> **YOUR OBJECTIVE**:
In the discussion of the Dell and Baidu smartphone, what processor does the Streak Pro use?

> **EXCERPT PROVIDED**:
Dell and Baidu Introduce a Smartphone With Forked Version of Android
cortex writes "XDA developers is reporting on the release of a new smart phone which runs a forked version of Google's Android operating system: 'Dell and Baidu, the Chinese search giant with over 80% marketshare in its home-country, unveiled the Streak Pro on Tuesday (via Computerworld). The device has a 4.3 AMOLED screen with 960×540 resolution and packs a 1.5 GHz dual-core Qualcomm processor. Most notably, however, is the operating system it runs: a forked Android version dubbed Baidu Yi, which replaces Google's services with those of Baidu.' How will this impact Google's support for Android and open source in general?'
Perhaps they want something onboard that makes Carrier IQ look tame.
Search for or have anything deemed subversive on the device, it reports you silently.
Twitter supports and protects racists - by smearing their critics with the "Hate Speech" label.
There's already some Android phone out that uses Bing as the search engine. And then of course there is Amazon who essentially is forking Android.
Google had to know this would happen, they simply don't care. If they keep advancing Android it keeps Android devices more desirable than others in theory. Plus at this point what would the strategy really be? Close Android off and watch vendors run to Microsoft?
"There is more worth loving than we have strength to love." - Brian Jay Stanley
Google didn't "ignore" the chinese market, they pulled out for ethical reasons (present chinese government wanted them to censor).
This is great for the Android hardware ecosystem. Android hardware can then become the commodity computer of the future. The PC model of real hardware and software choices needs to move into the phone/tablet market as well. Otherwise we will simply be just the iJailed users of these devices.
That was only last year. They had a minor market share to begin with, so gaining good publicity by "pulling out of china" was only good for marketing purposes. They weren't profitable there to begin with. Google has a good marketing team tho - instead of announcing that they failed to profit in Chinese market, they turned it upside down and told they're getting off for ethical reasons to make it look less failure.
They would not be the first Android phone to not use Googles services, hell Motorola replaced the Google services with Yahoo on some of their phones. That does not mean that it is a code fork. So what specifically is different about the OS, other then the non-Google bundled apps?

> **ENTRIES SUPPLIED**:

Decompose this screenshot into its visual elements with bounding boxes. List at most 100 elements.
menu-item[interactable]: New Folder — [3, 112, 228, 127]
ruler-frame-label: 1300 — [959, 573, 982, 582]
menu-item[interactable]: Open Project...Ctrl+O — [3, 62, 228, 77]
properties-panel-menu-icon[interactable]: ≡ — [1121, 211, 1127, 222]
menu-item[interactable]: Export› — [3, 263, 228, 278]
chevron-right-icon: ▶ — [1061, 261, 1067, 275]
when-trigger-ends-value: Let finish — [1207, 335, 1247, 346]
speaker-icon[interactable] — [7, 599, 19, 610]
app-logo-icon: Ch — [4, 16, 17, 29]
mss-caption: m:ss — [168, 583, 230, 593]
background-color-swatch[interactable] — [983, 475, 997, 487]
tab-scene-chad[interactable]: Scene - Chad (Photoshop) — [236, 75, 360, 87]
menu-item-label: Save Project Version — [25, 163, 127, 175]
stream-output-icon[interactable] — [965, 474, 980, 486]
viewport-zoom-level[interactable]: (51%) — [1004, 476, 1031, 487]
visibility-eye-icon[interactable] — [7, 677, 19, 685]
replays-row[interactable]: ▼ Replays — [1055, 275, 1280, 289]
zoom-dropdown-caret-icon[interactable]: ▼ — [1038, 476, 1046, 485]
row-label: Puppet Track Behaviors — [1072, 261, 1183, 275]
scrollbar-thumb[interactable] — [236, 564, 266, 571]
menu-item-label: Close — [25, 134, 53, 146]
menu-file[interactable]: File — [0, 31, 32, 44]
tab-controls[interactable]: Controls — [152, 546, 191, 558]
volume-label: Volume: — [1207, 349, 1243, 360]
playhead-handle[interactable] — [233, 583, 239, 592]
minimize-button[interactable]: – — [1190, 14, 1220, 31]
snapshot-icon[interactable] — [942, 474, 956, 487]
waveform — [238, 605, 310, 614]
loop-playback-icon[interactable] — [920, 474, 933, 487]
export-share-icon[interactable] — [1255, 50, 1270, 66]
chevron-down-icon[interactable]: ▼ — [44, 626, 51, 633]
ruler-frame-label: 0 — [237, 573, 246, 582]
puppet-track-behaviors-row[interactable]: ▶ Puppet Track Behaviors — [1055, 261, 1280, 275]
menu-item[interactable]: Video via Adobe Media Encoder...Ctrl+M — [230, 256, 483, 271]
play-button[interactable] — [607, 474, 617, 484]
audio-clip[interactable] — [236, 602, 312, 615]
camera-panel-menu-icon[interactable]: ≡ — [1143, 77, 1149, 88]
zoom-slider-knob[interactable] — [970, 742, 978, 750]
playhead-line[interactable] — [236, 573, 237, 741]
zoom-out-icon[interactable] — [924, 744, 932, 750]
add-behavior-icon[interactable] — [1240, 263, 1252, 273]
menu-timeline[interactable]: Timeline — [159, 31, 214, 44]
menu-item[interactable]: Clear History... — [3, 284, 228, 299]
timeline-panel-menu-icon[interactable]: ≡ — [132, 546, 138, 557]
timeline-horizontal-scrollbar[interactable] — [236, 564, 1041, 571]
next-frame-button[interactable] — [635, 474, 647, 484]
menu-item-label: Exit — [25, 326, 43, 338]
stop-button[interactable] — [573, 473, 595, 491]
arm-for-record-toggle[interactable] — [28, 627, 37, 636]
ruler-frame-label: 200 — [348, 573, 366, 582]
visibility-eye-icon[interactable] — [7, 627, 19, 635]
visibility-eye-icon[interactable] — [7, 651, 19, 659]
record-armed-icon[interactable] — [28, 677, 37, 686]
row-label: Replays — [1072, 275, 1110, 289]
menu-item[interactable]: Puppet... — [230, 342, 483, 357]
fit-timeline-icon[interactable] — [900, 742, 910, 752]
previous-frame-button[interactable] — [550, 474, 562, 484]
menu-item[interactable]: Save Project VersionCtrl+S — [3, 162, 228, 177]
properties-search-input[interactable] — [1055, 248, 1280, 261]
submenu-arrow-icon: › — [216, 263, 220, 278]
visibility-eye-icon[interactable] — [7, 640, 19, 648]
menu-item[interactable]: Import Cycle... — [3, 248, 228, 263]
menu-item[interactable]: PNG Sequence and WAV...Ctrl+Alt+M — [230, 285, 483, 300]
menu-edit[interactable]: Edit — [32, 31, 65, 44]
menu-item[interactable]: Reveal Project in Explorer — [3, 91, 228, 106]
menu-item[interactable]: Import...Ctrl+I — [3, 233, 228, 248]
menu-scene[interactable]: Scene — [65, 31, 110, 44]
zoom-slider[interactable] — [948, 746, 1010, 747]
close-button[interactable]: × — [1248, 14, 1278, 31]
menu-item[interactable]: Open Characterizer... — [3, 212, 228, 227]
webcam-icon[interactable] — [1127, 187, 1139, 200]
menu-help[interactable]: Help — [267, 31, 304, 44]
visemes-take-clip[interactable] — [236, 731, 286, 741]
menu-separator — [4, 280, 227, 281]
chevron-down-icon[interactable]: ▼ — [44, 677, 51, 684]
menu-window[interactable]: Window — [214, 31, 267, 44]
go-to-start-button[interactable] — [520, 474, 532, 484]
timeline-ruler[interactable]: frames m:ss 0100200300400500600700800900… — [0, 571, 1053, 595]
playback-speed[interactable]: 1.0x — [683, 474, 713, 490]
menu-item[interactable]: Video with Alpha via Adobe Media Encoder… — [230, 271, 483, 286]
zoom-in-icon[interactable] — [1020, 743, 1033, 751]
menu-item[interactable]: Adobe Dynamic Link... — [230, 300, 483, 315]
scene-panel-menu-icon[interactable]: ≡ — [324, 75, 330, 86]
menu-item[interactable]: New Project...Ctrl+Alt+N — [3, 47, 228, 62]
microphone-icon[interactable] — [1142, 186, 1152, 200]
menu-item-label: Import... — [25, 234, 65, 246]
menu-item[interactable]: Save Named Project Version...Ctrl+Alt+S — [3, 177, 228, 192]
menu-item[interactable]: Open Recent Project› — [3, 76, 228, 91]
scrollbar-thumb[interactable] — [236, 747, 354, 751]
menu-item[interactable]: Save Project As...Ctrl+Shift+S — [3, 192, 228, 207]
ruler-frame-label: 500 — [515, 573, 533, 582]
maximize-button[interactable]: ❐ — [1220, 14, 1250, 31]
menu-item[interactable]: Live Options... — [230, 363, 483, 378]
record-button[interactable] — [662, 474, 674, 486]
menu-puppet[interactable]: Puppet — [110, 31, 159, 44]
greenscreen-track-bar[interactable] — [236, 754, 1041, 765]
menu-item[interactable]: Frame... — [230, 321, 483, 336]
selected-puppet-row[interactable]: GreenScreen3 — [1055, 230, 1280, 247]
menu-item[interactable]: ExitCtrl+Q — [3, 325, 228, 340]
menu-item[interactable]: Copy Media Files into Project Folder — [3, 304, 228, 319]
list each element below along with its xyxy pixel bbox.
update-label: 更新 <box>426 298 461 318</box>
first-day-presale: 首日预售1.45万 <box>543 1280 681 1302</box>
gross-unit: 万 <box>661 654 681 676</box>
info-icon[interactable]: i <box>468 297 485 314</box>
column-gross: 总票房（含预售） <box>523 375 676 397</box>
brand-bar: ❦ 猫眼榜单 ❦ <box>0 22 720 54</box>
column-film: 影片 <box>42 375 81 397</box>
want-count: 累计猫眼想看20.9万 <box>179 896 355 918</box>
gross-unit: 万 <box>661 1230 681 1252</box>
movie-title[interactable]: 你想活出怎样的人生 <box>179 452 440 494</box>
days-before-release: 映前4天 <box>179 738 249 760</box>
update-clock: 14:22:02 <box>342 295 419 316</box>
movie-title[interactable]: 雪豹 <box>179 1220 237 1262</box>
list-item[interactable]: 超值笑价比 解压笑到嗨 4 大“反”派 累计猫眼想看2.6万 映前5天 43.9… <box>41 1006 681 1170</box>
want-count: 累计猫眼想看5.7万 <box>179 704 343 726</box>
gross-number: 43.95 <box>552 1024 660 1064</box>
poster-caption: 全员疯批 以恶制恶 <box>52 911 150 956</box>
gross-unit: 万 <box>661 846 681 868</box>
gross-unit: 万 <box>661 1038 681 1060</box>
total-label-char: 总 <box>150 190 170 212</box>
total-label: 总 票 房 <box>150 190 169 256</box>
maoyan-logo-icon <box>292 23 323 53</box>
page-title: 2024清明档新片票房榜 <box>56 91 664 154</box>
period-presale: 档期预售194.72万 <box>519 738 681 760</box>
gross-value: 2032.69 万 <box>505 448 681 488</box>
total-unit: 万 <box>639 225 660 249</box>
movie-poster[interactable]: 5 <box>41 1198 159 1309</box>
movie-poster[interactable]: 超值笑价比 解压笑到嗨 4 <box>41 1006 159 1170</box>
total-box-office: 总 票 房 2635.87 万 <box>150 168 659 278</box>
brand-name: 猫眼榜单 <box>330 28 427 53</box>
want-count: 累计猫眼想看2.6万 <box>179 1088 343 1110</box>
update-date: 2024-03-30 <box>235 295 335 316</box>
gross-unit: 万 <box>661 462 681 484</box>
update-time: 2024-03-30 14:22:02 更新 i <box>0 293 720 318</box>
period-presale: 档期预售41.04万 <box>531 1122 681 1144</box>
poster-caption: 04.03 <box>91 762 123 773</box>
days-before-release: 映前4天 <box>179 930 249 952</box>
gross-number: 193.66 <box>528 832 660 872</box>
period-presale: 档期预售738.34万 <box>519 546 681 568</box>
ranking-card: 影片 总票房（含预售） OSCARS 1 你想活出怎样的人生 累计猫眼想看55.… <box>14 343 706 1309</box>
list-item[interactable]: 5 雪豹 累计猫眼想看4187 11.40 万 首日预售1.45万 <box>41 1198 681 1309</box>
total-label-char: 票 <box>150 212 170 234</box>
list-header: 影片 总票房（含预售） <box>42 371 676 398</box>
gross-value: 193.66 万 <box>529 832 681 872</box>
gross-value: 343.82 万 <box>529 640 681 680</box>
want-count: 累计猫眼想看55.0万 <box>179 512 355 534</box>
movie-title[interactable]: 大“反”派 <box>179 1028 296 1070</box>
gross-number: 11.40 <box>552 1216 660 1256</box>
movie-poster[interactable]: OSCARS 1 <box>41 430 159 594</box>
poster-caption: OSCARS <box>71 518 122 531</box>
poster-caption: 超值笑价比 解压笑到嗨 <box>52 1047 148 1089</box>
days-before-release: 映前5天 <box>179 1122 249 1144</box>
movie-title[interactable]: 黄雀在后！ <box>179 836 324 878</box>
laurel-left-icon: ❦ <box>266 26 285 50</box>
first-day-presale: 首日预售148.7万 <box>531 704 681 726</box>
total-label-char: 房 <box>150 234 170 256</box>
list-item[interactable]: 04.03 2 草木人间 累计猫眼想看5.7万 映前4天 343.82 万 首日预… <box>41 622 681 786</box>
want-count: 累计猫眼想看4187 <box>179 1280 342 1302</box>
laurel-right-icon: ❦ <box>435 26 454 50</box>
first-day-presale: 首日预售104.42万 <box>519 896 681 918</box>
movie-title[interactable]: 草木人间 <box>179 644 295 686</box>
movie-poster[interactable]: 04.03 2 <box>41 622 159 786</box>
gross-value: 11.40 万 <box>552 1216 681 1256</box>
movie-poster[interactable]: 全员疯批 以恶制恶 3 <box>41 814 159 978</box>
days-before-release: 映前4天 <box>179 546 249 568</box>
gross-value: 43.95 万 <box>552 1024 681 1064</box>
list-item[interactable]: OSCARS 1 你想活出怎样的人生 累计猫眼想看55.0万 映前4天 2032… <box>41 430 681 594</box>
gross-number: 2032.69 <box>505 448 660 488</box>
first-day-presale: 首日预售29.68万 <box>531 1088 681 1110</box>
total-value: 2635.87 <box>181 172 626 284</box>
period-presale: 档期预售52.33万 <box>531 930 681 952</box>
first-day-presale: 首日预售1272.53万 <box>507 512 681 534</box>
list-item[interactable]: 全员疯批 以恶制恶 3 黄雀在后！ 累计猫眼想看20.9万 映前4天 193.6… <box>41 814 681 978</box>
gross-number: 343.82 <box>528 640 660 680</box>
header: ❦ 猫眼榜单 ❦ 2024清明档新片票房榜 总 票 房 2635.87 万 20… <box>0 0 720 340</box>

> **FINISHED TASK**:
A 1.5 GHz dual-core Qualcomm processor.